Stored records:

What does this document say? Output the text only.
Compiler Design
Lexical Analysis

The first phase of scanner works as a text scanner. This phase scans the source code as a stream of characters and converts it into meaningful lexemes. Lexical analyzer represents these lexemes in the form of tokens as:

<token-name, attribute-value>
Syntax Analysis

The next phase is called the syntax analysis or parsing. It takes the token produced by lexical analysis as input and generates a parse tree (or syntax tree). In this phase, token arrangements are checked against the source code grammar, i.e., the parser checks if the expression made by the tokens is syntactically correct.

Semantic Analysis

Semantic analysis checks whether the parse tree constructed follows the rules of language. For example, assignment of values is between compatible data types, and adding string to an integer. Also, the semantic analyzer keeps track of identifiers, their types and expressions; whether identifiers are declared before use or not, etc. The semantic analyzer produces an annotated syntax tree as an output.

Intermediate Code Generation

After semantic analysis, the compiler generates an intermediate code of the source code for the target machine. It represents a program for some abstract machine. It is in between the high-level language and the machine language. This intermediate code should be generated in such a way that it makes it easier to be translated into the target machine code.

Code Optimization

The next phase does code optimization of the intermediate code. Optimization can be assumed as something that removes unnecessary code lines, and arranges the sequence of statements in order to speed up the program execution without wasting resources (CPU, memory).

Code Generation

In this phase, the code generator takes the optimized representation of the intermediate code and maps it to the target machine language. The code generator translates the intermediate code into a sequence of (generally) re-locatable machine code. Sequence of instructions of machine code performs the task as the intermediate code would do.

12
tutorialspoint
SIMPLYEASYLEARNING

• Goal of the exercise
Copy out the lines that hold "Optimization".

• Solution to this task
Code Optimization
The next phase does code optimization of the intermediate code. Optimization can be assumed as something that removes unnecessary code lines, and arranges the sequence of statements in order to speed up the program execution without wasting resources (CPU, memory).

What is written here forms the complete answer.